» **Record set**
■ ■ ■ ■

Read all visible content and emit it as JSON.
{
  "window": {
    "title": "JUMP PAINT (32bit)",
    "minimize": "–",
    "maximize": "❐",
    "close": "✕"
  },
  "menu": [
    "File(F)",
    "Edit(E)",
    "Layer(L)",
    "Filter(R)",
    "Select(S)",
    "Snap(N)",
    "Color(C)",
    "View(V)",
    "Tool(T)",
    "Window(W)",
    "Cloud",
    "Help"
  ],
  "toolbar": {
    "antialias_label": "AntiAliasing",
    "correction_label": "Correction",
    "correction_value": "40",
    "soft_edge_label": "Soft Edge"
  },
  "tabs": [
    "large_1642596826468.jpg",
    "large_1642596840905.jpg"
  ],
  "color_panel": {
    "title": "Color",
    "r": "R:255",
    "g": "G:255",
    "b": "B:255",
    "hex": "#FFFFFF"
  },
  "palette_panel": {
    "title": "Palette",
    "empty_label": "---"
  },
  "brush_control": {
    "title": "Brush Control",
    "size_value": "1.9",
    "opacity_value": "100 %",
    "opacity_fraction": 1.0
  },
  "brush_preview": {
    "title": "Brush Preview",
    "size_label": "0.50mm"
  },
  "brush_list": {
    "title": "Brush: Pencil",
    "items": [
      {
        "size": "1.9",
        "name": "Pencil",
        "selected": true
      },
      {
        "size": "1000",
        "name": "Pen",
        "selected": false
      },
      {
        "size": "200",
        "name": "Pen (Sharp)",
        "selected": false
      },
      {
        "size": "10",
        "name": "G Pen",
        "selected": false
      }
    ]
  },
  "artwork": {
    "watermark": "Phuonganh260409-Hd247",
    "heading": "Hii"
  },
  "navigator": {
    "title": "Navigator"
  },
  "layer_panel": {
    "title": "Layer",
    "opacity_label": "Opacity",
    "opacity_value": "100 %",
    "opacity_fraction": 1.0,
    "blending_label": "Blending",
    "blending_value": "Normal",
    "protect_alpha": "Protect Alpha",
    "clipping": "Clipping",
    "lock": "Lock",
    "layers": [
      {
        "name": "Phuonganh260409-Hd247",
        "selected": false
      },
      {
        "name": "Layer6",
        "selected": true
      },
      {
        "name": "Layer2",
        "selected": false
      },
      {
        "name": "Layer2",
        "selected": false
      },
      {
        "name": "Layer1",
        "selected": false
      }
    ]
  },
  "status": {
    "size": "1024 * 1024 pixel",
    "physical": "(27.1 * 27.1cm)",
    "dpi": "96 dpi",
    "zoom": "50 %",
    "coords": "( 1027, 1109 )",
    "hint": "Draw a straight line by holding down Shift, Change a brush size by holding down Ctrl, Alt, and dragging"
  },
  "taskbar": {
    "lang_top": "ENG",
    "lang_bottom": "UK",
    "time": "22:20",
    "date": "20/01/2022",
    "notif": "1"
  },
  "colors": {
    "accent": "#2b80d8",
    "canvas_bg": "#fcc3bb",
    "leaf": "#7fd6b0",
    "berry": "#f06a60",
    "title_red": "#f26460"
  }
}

■ ■ ■ ■

» **What is expected**
Please output every record, keeping each line exact.

» **Expected answer**
Read all visible content and emit it as JSON.
{
  "window": {
    "title": "JUMP PAINT (32bit)",
    "minimize": "–",
    "maximize": "❐",
    "close": "✕"
  },
  "menu": [
    "File(F)",
    "Edit(E)",
    "Layer(L)",
    "Filter(R)",
    "Select(S)",
    "Snap(N)",
    "Color(C)",
    "View(V)",
    "Tool(T)",
    "Window(W)",
    "Cloud",
    "Help"
  ],
  "toolbar": {
    "antialias_label": "AntiAliasing",
    "correction_label": "Correction",
    "correction_value": "40",
    "soft_edge_label": "Soft Edge"
  },
  "tabs": [
    "large_1642596826468.jpg",
    "large_1642596840905.jpg"
  ],
  "color_panel": {
    "title": "Color",
    "r": "R:255",
    "g": "G:255",
    "b": "B:255",
    "hex": "#FFFFFF"
  },
  "palette_panel": {
    "title": "Palette",
    "empty_label": "---"
  },
  "brush_control": {
    "title": "Brush Control",
    "size_value": "1.9",
    "opacity_value": "100 %",
    "opacity_fraction": 1.0
  },
  "brush_preview": {
    "title": "Brush Preview",
    "size_label": "0.50mm"
  },
  "brush_list": {
    "title": "Brush: Pencil",
    "items": [
      {
        "size": "1.9",
        "name": "Pencil",
        "selected": true
      },
      {
        "size": "1000",
        "name": "Pen",
        "selected": false
      },
      {
        "size": "200",
        "name": "Pen (Sharp)",
        "selected": false
      },
      {
        "size": "10",
        "name": "G Pen",
        "selected": false
      }
    ]
  },
  "artwork": {
    "watermark": "Phuonganh260409-Hd247",
    "heading": "Hii"
  },
  "navigator": {
    "title": "Navigator"
  },
  "layer_panel": {
    "title": "Layer",
    "opacity_label": "Opacity",
    "opacity_value": "100 %",
    "opacity_fraction": 1.0,
    "blending_label": "Blending",
    "blending_value": "Normal",
    "protect_alpha": "Protect Alpha",
    "clipping": "Clipping",
    "lock": "Lock",
    "layers": [
      {
        "name": "Phuonganh260409-Hd247",
        "selected": false
      },
      {
        "name": "Layer6",
        "selected": true
      },
      {
        "name": "Layer2",
        "selected": false
      },
      {
        "name": "Layer2",
        "selected": false
      },
      {
        "name": "Layer1",
        "selected": false
      }
    ]
  },
  "status": {
    "size": "1024 * 1024 pixel",
    "physical": "(27.1 * 27.1cm)",
    "dpi": "96 dpi",
    "zoom": "50 %",
    "coords": "( 1027, 1109 )",
    "hint": "Draw a straight line by holding down Shift, Change a brush size by holding down Ctrl, Alt, and dragging"
  },
  "taskbar": {
    "lang_top": "ENG",
    "lang_bottom": "UK",
    "time": "22:20",
    "date": "20/01/2022",
    "notif": "1"
  },
  "colors": {
    "accent": "#2b80d8",
    "canvas_bg": "#fcc3bb",
    "leaf": "#7fd6b0",
    "berry": "#f06a60",
    "title_red": "#f26460"
  }
}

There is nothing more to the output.